Set each entry down verbatim, omitting images.

— START EXCERPTED DATA —

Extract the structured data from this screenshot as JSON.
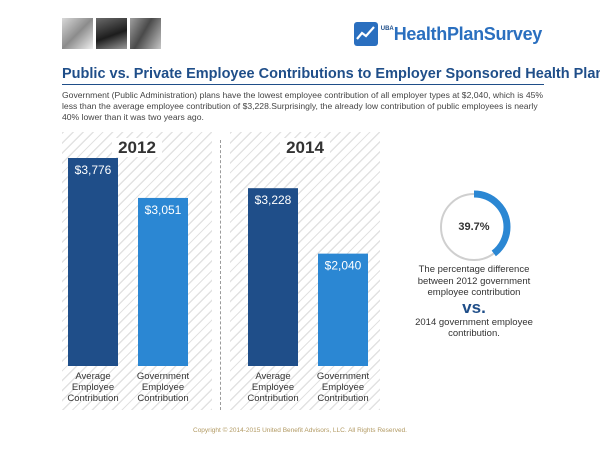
{
  "header": {
    "logo_small": "UBA",
    "logo_text": "HealthPlanSurvey"
  },
  "title": "Public vs. Private Employee Contributions to Employer Sponsored Health Plans",
  "description": "Government (Public Administration) plans have the lowest employee contribution of all employer types at $2,040, which is 45% less than the average employee contribution of $3,228.Surprisingly, the already low contribution of public employees is nearly 40% lower than it was two years ago.",
  "colors": {
    "dark_bar": "#1f4e89",
    "light_bar": "#2b87d3",
    "accent": "#2b87d3",
    "title": "#1f4e89"
  },
  "chart_data": [
    {
      "type": "bar",
      "title": "2012",
      "categories": [
        "Average Employee Contribution",
        "Government Employee Contribution"
      ],
      "values": [
        3776,
        3051
      ],
      "labels": [
        "$3,776",
        "$3,051"
      ],
      "xlabel": "",
      "ylabel": "",
      "ylim": [
        0,
        3776
      ],
      "grid": false
    },
    {
      "type": "bar",
      "title": "2014",
      "categories": [
        "Average Employee Contribution",
        "Government Employee Contribution"
      ],
      "values": [
        3228,
        2040
      ],
      "labels": [
        "$3,228",
        "$2,040"
      ],
      "xlabel": "",
      "ylabel": "",
      "ylim": [
        0,
        3776
      ],
      "grid": false
    }
  ],
  "bar_label_lines": [
    [
      "Average",
      "Employee",
      "Contribution"
    ],
    [
      "Government",
      "Employee",
      "Contribution"
    ]
  ],
  "side_stat": {
    "percent_value": 39.7,
    "percent_label": "39.7%",
    "text_top": "The percentage difference between 2012 government employee contribution",
    "vs": "vs.",
    "text_bottom": "2014 government employee contribution."
  },
  "copyright": "Copyright © 2014-2015 United Benefit Advisors, LLC.  All Rights Reserved."
}
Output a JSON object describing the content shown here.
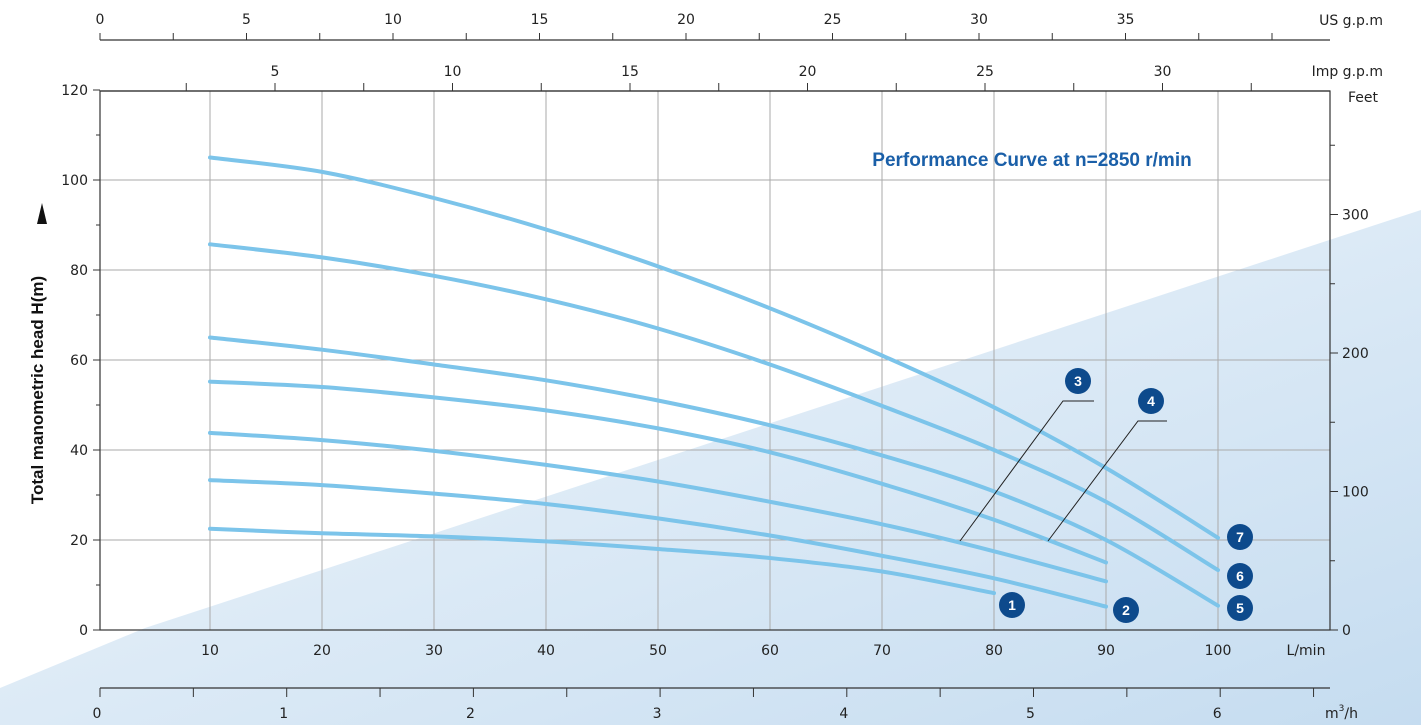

— END EXCERPTED DATA —

**PROBLEM SOLUTION:**
Extract the structured data from this screenshot as JSON.
{
  "header": {
    "logo_small": "UBA",
    "logo_text": "HealthPlanSurvey"
  },
  "title": "Public vs. Private Employee Contributions to Employer Sponsored Health Plans",
  "description": "Government (Public Administration) plans have the lowest employee contribution of all employer types at $2,040, which is 45% less than the average employee contribution of $3,228.Surprisingly, the already low contribution of public employees is nearly 40% lower than it was two years ago.",
  "colors": {
    "dark_bar": "#1f4e89",
    "light_bar": "#2b87d3",
    "accent": "#2b87d3",
    "title": "#1f4e89"
  },
  "chart_data": [
    {
      "type": "bar",
      "title": "2012",
      "categories": [
        "Average Employee Contribution",
        "Government Employee Contribution"
      ],
      "values": [
        3776,
        3051
      ],
      "labels": [
        "$3,776",
        "$3,051"
      ],
      "xlabel": "",
      "ylabel": "",
      "ylim": [
        0,
        3776
      ],
      "grid": false
    },
    {
      "type": "bar",
      "title": "2014",
      "categories": [
        "Average Employee Contribution",
        "Government Employee Contribution"
      ],
      "values": [
        3228,
        2040
      ],
      "labels": [
        "$3,228",
        "$2,040"
      ],
      "xlabel": "",
      "ylabel": "",
      "ylim": [
        0,
        3776
      ],
      "grid": false
    }
  ],
  "bar_label_lines": [
    [
      "Average",
      "Employee",
      "Contribution"
    ],
    [
      "Government",
      "Employee",
      "Contribution"
    ]
  ],
  "side_stat": {
    "percent_value": 39.7,
    "percent_label": "39.7%",
    "text_top": "The percentage difference between 2012 government employee contribution",
    "vs": "vs.",
    "text_bottom": "2014 government employee contribution."
  },
  "copyright": "Copyright © 2014-2015 United Benefit Advisors, LLC.  All Rights Reserved."
}
Output a JSON object describing the content shown here.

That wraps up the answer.